Records from a data source:

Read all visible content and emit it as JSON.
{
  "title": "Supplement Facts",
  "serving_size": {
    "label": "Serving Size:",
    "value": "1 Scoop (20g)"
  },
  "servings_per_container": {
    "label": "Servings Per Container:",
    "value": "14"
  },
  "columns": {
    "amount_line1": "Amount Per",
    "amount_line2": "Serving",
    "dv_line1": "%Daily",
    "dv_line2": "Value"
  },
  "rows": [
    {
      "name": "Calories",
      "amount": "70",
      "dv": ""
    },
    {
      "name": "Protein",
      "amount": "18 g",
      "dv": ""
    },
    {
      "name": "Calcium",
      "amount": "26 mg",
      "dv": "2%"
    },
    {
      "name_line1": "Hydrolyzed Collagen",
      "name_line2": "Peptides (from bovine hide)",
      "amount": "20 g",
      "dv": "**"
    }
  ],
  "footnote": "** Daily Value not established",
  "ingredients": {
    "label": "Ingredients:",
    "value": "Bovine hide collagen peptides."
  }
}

* * *

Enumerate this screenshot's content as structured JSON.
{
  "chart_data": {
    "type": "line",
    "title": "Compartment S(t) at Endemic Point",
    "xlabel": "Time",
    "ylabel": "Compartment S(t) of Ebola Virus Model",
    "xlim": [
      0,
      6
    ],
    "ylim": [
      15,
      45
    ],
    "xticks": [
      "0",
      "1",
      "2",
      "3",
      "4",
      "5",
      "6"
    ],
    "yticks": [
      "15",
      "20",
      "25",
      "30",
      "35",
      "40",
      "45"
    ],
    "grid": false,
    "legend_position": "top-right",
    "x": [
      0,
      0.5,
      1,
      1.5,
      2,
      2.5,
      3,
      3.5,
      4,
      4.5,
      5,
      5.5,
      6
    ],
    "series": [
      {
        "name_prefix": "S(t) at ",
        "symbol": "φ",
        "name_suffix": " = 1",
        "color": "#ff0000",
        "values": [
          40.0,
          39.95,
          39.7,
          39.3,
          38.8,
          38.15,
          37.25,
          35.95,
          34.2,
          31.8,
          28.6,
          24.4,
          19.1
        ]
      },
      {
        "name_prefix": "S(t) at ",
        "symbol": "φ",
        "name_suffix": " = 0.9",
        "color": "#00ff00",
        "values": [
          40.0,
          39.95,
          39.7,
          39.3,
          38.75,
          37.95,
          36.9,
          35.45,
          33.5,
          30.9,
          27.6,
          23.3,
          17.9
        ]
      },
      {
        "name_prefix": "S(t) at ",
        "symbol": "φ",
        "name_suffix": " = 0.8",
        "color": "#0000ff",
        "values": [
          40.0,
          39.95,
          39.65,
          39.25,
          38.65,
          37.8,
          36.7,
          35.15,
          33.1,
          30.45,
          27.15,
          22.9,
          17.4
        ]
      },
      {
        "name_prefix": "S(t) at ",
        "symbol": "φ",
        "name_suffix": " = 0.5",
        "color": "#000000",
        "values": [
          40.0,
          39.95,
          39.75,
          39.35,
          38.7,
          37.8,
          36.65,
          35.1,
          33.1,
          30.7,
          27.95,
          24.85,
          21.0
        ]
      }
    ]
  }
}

TASK TO COMPLETE: When a line contains the string "JSON", count that line; once every line of the records has been checked, state the count alone.

RESPONSE TO THE TASK: 2